[Requirement] Copy out, from the entries below, each line holding the string "капитала".

[Extracted data entries]
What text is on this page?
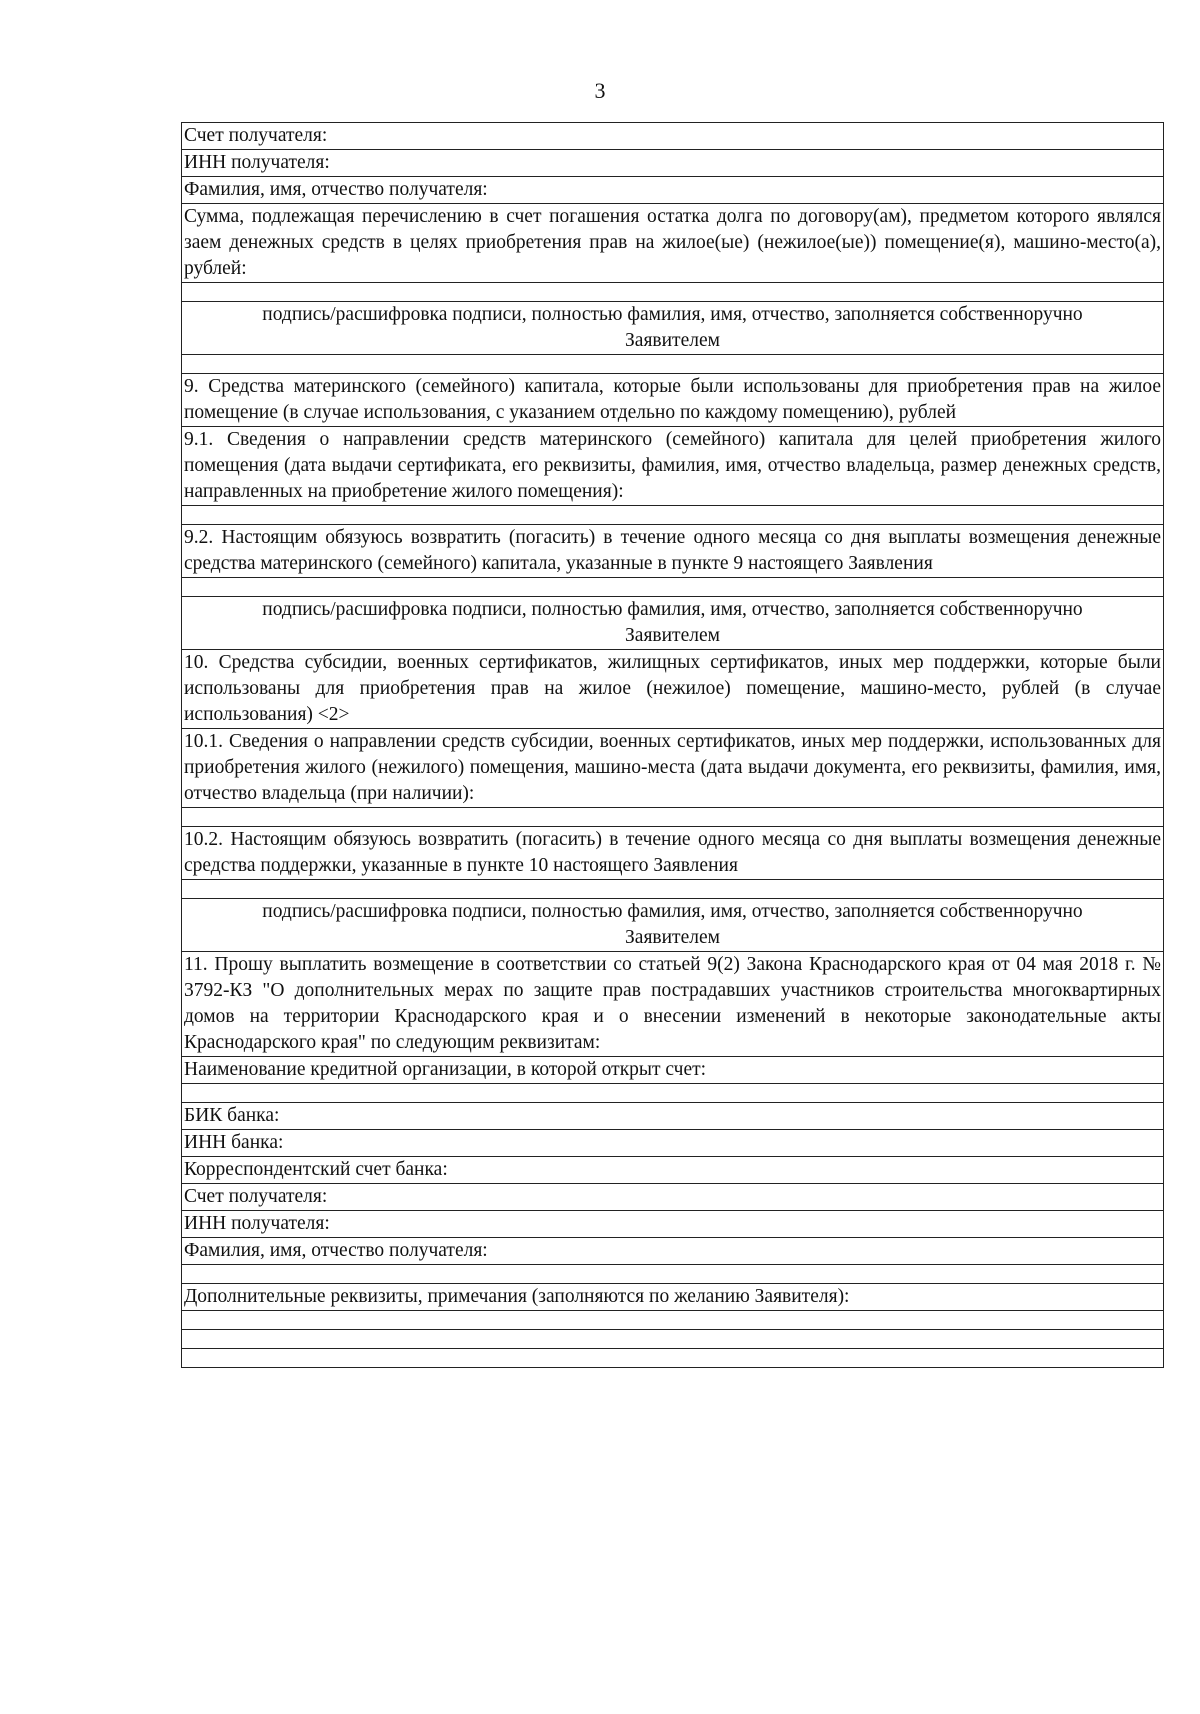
3
Счет получателя:
ИНН получателя:
Фамилия, имя, отчество получателя:
Сумма, подлежащая перечислению в счет погашения остатка долга по договору(ам), предметом которого являлся заем денежных средств в целях приобретения прав на жилое(ые) (нежилое(ые)) помещение(я), машино-место(а), рублей:

подпись/расшифровка подписи, полностью фамилия, имя, отчество, заполняется собственноручно
Заявителем

9. Средства материнского (семейного) капитала, которые были использованы для приобретения прав на жилое помещение (в случае использования, с указанием отдельно по каждому помещению), рублей
9.1. Сведения о направлении средств материнского (семейного) капитала для целей приобретения жилого помещения (дата выдачи сертификата, его реквизиты, фамилия, имя, отчество владельца, размер денежных средств, направленных на приобретение жилого помещения):

9.2. Настоящим обязуюсь возвратить (погасить) в течение одного месяца со дня выплаты возмещения денежные средства материнского (семейного) капитала, указанные в пункте 9 настоящего Заявления

подпись/расшифровка подписи, полностью фамилия, имя, отчество, заполняется собственноручно
Заявителем

10. Средства субсидии, военных сертификатов, жилищных сертификатов, иных мер поддержки, которые были использованы для приобретения прав на жилое (нежилое) помещение, машино-место, рублей (в случае использования) <2>
10.1. Сведения о направлении средств субсидии, военных сертификатов, иных мер поддержки, использованных для приобретения жилого (нежилого) помещения, машино-места (дата выдачи документа, его реквизиты, фамилия, имя, отчество владельца (при наличии):

10.2. Настоящим обязуюсь возвратить (погасить) в течение одного месяца со дня выплаты возмещения денежные средства поддержки, указанные в пункте 10 настоящего Заявления

подпись/расшифровка подписи, полностью фамилия, имя, отчество, заполняется собственноручно
Заявителем

11. Прошу выплатить возмещение в соответствии со статьей 9(2) Закона Краснодарского края от 04 мая 2018 г. № 3792-КЗ "О дополнительных мерах по защите прав пострадавших участников строительства многоквартирных домов на территории Краснодарского края и о внесении изменений в некоторые законодательные акты Краснодарского края" по следующим реквизитам:
Наименование кредитной организации, в которой открыт счет:

БИК банка:
ИНН банка:
Корреспондентский счет банка:
Счет получателя:
ИНН получателя:
Фамилия, имя, отчество получателя:

Дополнительные реквизиты, примечания (заполняются по желанию Заявителя):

[Reply]
9. Средства материнского (семейного) капитала, которые были использованы для приобретения прав на жилое помещение (в случае использования, с указанием отдельно по каждому помещению), рублей
9.1. Сведения о направлении средств материнского (семейного) капитала для целей приобретения жилого помещения (дата выдачи сертификата, его реквизиты, фамилия, имя, отчество владельца, размер денежных средств, направленных на приобретение жилого помещения):
9.2. Настоящим обязуюсь возвратить (погасить) в течение одного месяца со дня выплаты возмещения денежные средства материнского (семейного) капитала, указанные в пункте 9 настоящего Заявления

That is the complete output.